Start Stored rows
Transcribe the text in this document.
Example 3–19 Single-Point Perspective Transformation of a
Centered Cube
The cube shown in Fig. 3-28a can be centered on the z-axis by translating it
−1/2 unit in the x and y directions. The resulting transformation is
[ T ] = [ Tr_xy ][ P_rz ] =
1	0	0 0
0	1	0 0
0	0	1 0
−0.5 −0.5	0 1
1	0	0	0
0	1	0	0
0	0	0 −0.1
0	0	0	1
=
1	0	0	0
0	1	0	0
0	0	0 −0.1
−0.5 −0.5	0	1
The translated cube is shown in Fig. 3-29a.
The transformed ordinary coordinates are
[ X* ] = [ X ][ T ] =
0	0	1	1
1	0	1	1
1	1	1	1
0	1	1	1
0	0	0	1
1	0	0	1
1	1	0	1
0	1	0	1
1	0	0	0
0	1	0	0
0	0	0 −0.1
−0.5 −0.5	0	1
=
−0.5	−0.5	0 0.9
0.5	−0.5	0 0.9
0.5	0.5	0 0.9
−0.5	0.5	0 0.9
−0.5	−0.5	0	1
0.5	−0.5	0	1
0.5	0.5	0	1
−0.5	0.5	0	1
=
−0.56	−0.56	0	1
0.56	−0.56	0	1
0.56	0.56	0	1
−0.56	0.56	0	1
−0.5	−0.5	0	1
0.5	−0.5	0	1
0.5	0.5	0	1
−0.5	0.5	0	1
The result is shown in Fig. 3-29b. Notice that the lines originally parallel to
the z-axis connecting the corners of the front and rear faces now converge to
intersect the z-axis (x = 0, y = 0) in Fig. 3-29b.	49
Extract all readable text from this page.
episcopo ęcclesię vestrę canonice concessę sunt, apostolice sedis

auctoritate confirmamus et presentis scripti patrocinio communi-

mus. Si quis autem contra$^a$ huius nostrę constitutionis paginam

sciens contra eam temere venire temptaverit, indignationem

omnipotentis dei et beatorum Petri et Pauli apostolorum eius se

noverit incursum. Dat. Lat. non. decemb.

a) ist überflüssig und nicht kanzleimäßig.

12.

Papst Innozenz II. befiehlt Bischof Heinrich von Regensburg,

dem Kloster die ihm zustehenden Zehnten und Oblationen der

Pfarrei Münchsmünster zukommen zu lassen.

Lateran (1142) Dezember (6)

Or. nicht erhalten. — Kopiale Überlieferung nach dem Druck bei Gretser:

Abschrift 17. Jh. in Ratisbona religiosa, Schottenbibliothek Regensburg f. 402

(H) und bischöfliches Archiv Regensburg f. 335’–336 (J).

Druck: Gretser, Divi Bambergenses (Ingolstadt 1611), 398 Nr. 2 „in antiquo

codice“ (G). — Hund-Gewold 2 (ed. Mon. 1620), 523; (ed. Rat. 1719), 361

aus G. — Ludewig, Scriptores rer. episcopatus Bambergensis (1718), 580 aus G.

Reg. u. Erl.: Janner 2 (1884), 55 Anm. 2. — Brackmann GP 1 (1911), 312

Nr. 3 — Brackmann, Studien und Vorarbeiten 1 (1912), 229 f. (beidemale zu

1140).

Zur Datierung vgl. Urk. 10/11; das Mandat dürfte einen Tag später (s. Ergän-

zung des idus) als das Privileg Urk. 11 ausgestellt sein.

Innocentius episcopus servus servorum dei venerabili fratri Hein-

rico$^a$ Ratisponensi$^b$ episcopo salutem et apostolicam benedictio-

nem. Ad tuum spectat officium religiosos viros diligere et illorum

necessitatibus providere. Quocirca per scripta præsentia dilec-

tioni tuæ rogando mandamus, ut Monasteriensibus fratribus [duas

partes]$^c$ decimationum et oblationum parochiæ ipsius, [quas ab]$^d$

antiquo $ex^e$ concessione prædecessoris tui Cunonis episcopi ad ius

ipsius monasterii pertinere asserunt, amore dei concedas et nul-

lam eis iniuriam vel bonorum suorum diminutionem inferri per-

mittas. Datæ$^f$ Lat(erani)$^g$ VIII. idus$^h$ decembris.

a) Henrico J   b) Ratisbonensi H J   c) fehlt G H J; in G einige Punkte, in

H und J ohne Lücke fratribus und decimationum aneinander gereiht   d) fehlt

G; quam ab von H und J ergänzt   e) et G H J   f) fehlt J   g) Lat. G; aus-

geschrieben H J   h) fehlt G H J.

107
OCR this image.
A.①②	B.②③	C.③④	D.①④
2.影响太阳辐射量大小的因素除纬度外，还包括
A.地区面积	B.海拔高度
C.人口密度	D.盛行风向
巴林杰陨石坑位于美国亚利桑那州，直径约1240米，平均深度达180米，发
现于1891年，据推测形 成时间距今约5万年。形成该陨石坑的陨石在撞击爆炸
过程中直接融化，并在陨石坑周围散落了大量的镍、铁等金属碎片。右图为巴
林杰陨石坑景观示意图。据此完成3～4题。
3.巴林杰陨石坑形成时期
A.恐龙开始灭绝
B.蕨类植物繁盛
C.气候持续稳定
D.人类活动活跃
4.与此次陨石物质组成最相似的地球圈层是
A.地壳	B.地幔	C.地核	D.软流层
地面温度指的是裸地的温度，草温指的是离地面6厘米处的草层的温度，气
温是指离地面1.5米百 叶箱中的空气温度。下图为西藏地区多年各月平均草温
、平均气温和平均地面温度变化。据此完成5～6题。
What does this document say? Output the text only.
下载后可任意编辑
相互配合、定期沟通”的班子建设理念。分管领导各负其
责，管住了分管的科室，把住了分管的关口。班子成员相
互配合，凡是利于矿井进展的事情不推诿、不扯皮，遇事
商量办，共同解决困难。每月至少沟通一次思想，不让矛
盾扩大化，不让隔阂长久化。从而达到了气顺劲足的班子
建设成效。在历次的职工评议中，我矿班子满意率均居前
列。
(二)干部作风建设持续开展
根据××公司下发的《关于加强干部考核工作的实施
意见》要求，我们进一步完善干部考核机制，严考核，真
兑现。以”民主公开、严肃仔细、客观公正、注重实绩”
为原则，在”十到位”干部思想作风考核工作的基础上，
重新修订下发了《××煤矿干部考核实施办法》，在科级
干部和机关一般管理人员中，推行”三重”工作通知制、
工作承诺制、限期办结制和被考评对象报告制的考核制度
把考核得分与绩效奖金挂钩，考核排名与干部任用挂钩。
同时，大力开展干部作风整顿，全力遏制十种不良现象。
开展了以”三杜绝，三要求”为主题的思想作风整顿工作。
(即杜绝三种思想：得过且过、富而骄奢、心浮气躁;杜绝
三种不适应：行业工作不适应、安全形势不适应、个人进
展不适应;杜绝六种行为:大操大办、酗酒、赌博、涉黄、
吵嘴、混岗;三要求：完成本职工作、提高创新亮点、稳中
End Stored rows
Aim: Return every line of the material exactly.

Result for this exercise:
Transcribe the text in this document.
Example 3–19 Single-Point Perspective Transformation of a
Centered Cube
The cube shown in Fig. 3-28a can be centered on the z-axis by translating it
−1/2 unit in the x and y directions. The resulting transformation is
[ T ] = [ Tr_xy ][ P_rz ] =
1	0	0 0
0	1	0 0
0	0	1 0
−0.5 −0.5	0 1
1	0	0	0
0	1	0	0
0	0	0 −0.1
0	0	0	1
=
1	0	0	0
0	1	0	0
0	0	0 −0.1
−0.5 −0.5	0	1
The translated cube is shown in Fig. 3-29a.
The transformed ordinary coordinates are
[ X* ] = [ X ][ T ] =
0	0	1	1
1	0	1	1
1	1	1	1
0	1	1	1
0	0	0	1
1	0	0	1
1	1	0	1
0	1	0	1
1	0	0	0
0	1	0	0
0	0	0 −0.1
−0.5 −0.5	0	1
=
−0.5	−0.5	0 0.9
0.5	−0.5	0 0.9
0.5	0.5	0 0.9
−0.5	0.5	0 0.9
−0.5	−0.5	0	1
0.5	−0.5	0	1
0.5	0.5	0	1
−0.5	0.5	0	1
=
−0.56	−0.56	0	1
0.56	−0.56	0	1
0.56	0.56	0	1
−0.56	0.56	0	1
−0.5	−0.5	0	1
0.5	−0.5	0	1
0.5	0.5	0	1
−0.5	0.5	0	1
The result is shown in Fig. 3-29b. Notice that the lines originally parallel to
the z-axis connecting the corners of the front and rear faces now converge to
intersect the z-axis (x = 0, y = 0) in Fig. 3-29b.	49
Extract all readable text from this page.
episcopo ęcclesię vestrę canonice concessę sunt, apostolice sedis

auctoritate confirmamus et presentis scripti patrocinio communi-

mus. Si quis autem contra$^a$ huius nostrę constitutionis paginam

sciens contra eam temere venire temptaverit, indignationem

omnipotentis dei et beatorum Petri et Pauli apostolorum eius se

noverit incursum. Dat. Lat. non. decemb.

a) ist überflüssig und nicht kanzleimäßig.

12.

Papst Innozenz II. befiehlt Bischof Heinrich von Regensburg,

dem Kloster die ihm zustehenden Zehnten und Oblationen der

Pfarrei Münchsmünster zukommen zu lassen.

Lateran (1142) Dezember (6)

Or. nicht erhalten. — Kopiale Überlieferung nach dem Druck bei Gretser:

Abschrift 17. Jh. in Ratisbona religiosa, Schottenbibliothek Regensburg f. 402

(H) und bischöfliches Archiv Regensburg f. 335’–336 (J).

Druck: Gretser, Divi Bambergenses (Ingolstadt 1611), 398 Nr. 2 „in antiquo

codice“ (G). — Hund-Gewold 2 (ed. Mon. 1620), 523; (ed. Rat. 1719), 361

aus G. — Ludewig, Scriptores rer. episcopatus Bambergensis (1718), 580 aus G.

Reg. u. Erl.: Janner 2 (1884), 55 Anm. 2. — Brackmann GP 1 (1911), 312

Nr. 3 — Brackmann, Studien und Vorarbeiten 1 (1912), 229 f. (beidemale zu

1140).

Zur Datierung vgl. Urk. 10/11; das Mandat dürfte einen Tag später (s. Ergän-

zung des idus) als das Privileg Urk. 11 ausgestellt sein.

Innocentius episcopus servus servorum dei venerabili fratri Hein-

rico$^a$ Ratisponensi$^b$ episcopo salutem et apostolicam benedictio-

nem. Ad tuum spectat officium religiosos viros diligere et illorum

necessitatibus providere. Quocirca per scripta præsentia dilec-

tioni tuæ rogando mandamus, ut Monasteriensibus fratribus [duas

partes]$^c$ decimationum et oblationum parochiæ ipsius, [quas ab]$^d$

antiquo $ex^e$ concessione prædecessoris tui Cunonis episcopi ad ius

ipsius monasterii pertinere asserunt, amore dei concedas et nul-

lam eis iniuriam vel bonorum suorum diminutionem inferri per-

mittas. Datæ$^f$ Lat(erani)$^g$ VIII. idus$^h$ decembris.

a) Henrico J   b) Ratisbonensi H J   c) fehlt G H J; in G einige Punkte, in

H und J ohne Lücke fratribus und decimationum aneinander gereiht   d) fehlt

G; quam ab von H und J ergänzt   e) et G H J   f) fehlt J   g) Lat. G; aus-

geschrieben H J   h) fehlt G H J.

107
OCR this image.
A.①②	B.②③	C.③④	D.①④
2.影响太阳辐射量大小的因素除纬度外，还包括
A.地区面积	B.海拔高度
C.人口密度	D.盛行风向
巴林杰陨石坑位于美国亚利桑那州，直径约1240米，平均深度达180米，发
现于1891年，据推测形 成时间距今约5万年。形成该陨石坑的陨石在撞击爆炸
过程中直接融化，并在陨石坑周围散落了大量的镍、铁等金属碎片。右图为巴
林杰陨石坑景观示意图。据此完成3～4题。
3.巴林杰陨石坑形成时期
A.恐龙开始灭绝
B.蕨类植物繁盛
C.气候持续稳定
D.人类活动活跃
4.与此次陨石物质组成最相似的地球圈层是
A.地壳	B.地幔	C.地核	D.软流层
地面温度指的是裸地的温度，草温指的是离地面6厘米处的草层的温度，气
温是指离地面1.5米百 叶箱中的空气温度。下图为西藏地区多年各月平均草温
、平均气温和平均地面温度变化。据此完成5～6题。
What does this document say? Output the text only.
下载后可任意编辑
相互配合、定期沟通”的班子建设理念。分管领导各负其
责，管住了分管的科室，把住了分管的关口。班子成员相
互配合，凡是利于矿井进展的事情不推诿、不扯皮，遇事
商量办，共同解决困难。每月至少沟通一次思想，不让矛
盾扩大化，不让隔阂长久化。从而达到了气顺劲足的班子
建设成效。在历次的职工评议中，我矿班子满意率均居前
列。
(二)干部作风建设持续开展
根据××公司下发的《关于加强干部考核工作的实施
意见》要求，我们进一步完善干部考核机制，严考核，真
兑现。以”民主公开、严肃仔细、客观公正、注重实绩”
为原则，在”十到位”干部思想作风考核工作的基础上，
重新修订下发了《××煤矿干部考核实施办法》，在科级
干部和机关一般管理人员中，推行”三重”工作通知制、
工作承诺制、限期办结制和被考评对象报告制的考核制度
把考核得分与绩效奖金挂钩，考核排名与干部任用挂钩。
同时，大力开展干部作风整顿，全力遏制十种不良现象。
开展了以”三杜绝，三要求”为主题的思想作风整顿工作。
(即杜绝三种思想：得过且过、富而骄奢、心浮气躁;杜绝
三种不适应：行业工作不适应、安全形势不适应、个人进
展不适应;杜绝六种行为:大操大办、酗酒、赌博、涉黄、
吵嘴、混岗;三要求：完成本职工作、提高创新亮点、稳中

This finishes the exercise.